TASK DETAILS >> Output the entries verbatim, including every line.
□ □ □
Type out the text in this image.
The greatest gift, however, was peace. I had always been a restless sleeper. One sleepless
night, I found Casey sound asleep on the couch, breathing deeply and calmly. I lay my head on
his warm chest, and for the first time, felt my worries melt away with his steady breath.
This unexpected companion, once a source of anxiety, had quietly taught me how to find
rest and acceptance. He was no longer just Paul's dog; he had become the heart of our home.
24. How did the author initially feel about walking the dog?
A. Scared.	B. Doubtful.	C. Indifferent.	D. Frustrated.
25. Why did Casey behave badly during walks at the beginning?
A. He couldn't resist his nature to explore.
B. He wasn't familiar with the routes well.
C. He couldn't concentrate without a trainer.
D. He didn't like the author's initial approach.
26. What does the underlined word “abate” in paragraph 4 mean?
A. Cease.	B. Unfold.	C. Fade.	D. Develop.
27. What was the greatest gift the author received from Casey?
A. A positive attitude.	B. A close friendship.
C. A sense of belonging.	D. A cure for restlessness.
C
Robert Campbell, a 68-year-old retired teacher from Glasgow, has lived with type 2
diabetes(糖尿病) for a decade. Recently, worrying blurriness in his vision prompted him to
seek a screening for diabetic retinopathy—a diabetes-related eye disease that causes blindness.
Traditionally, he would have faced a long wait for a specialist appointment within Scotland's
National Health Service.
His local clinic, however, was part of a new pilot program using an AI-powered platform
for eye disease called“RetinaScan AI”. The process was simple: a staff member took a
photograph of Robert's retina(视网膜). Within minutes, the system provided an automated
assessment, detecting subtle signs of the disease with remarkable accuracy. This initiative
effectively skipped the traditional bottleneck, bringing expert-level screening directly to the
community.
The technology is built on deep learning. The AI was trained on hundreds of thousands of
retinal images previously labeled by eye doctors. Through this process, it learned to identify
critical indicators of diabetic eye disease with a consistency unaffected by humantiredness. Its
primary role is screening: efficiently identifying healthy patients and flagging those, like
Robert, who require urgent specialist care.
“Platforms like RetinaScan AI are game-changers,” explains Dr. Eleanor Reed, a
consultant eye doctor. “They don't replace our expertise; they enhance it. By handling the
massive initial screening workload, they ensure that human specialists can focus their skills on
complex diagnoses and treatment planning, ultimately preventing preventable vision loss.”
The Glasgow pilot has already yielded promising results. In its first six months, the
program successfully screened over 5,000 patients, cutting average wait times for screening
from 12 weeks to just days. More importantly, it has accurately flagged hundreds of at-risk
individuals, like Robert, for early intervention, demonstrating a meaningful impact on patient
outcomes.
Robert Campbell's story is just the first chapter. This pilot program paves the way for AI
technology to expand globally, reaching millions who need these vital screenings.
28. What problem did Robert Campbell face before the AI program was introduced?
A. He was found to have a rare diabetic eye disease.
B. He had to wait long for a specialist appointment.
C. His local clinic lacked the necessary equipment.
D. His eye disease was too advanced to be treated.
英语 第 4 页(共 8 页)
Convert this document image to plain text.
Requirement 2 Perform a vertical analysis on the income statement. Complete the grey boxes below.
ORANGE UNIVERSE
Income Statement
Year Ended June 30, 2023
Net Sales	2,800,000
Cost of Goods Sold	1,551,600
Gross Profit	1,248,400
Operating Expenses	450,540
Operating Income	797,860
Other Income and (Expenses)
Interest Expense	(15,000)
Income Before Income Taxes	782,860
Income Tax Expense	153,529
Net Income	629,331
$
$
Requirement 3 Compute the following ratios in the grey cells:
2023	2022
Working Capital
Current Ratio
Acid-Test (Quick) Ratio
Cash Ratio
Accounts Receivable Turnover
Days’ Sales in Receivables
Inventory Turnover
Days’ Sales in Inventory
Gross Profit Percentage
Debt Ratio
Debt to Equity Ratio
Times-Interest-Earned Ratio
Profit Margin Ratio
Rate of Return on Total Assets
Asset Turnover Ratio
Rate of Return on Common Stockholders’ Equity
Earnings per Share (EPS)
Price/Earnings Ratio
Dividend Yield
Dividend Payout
□ □ □
OUTPUT OF THE TASK >>
Type out the text in this image.
The greatest gift, however, was peace. I had always been a restless sleeper. One sleepless
night, I found Casey sound asleep on the couch, breathing deeply and calmly. I lay my head on
his warm chest, and for the first time, felt my worries melt away with his steady breath.
This unexpected companion, once a source of anxiety, had quietly taught me how to find
rest and acceptance. He was no longer just Paul's dog; he had become the heart of our home.
24. How did the author initially feel about walking the dog?
A. Scared.	B. Doubtful.	C. Indifferent.	D. Frustrated.
25. Why did Casey behave badly during walks at the beginning?
A. He couldn't resist his nature to explore.
B. He wasn't familiar with the routes well.
C. He couldn't concentrate without a trainer.
D. He didn't like the author's initial approach.
26. What does the underlined word “abate” in paragraph 4 mean?
A. Cease.	B. Unfold.	C. Fade.	D. Develop.
27. What was the greatest gift the author received from Casey?
A. A positive attitude.	B. A close friendship.
C. A sense of belonging.	D. A cure for restlessness.
C
Robert Campbell, a 68-year-old retired teacher from Glasgow, has lived with type 2
diabetes(糖尿病) for a decade. Recently, worrying blurriness in his vision prompted him to
seek a screening for diabetic retinopathy—a diabetes-related eye disease that causes blindness.
Traditionally, he would have faced a long wait for a specialist appointment within Scotland's
National Health Service.
His local clinic, however, was part of a new pilot program using an AI-powered platform
for eye disease called“RetinaScan AI”. The process was simple: a staff member took a
photograph of Robert's retina(视网膜). Within minutes, the system provided an automated
assessment, detecting subtle signs of the disease with remarkable accuracy. This initiative
effectively skipped the traditional bottleneck, bringing expert-level screening directly to the
community.
The technology is built on deep learning. The AI was trained on hundreds of thousands of
retinal images previously labeled by eye doctors. Through this process, it learned to identify
critical indicators of diabetic eye disease with a consistency unaffected by humantiredness. Its
primary role is screening: efficiently identifying healthy patients and flagging those, like
Robert, who require urgent specialist care.
“Platforms like RetinaScan AI are game-changers,” explains Dr. Eleanor Reed, a
consultant eye doctor. “They don't replace our expertise; they enhance it. By handling the
massive initial screening workload, they ensure that human specialists can focus their skills on
complex diagnoses and treatment planning, ultimately preventing preventable vision loss.”
The Glasgow pilot has already yielded promising results. In its first six months, the
program successfully screened over 5,000 patients, cutting average wait times for screening
from 12 weeks to just days. More importantly, it has accurately flagged hundreds of at-risk
individuals, like Robert, for early intervention, demonstrating a meaningful impact on patient
outcomes.
Robert Campbell's story is just the first chapter. This pilot program paves the way for AI
technology to expand globally, reaching millions who need these vital screenings.
28. What problem did Robert Campbell face before the AI program was introduced?
A. He was found to have a rare diabetic eye disease.
B. He had to wait long for a specialist appointment.
C. His local clinic lacked the necessary equipment.
D. His eye disease was too advanced to be treated.
英语 第 4 页(共 8 页)
Convert this document image to plain text.
Requirement 2 Perform a vertical analysis on the income statement. Complete the grey boxes below.
ORANGE UNIVERSE
Income Statement
Year Ended June 30, 2023
Net Sales	2,800,000
Cost of Goods Sold	1,551,600
Gross Profit	1,248,400
Operating Expenses	450,540
Operating Income	797,860
Other Income and (Expenses)
Interest Expense	(15,000)
Income Before Income Taxes	782,860
Income Tax Expense	153,529
Net Income	629,331
$
$
Requirement 3 Compute the following ratios in the grey cells:
2023	2022
Working Capital
Current Ratio
Acid-Test (Quick) Ratio
Cash Ratio
Accounts Receivable Turnover
Days’ Sales in Receivables
Inventory Turnover
Days’ Sales in Inventory
Gross Profit Percentage
Debt Ratio
Debt to Equity Ratio
Times-Interest-Earned Ratio
Profit Margin Ratio
Rate of Return on Total Assets
Asset Turnover Ratio
Rate of Return on Common Stockholders’ Equity
Earnings per Share (EPS)
Price/Earnings Ratio
Dividend Yield
Dividend Payout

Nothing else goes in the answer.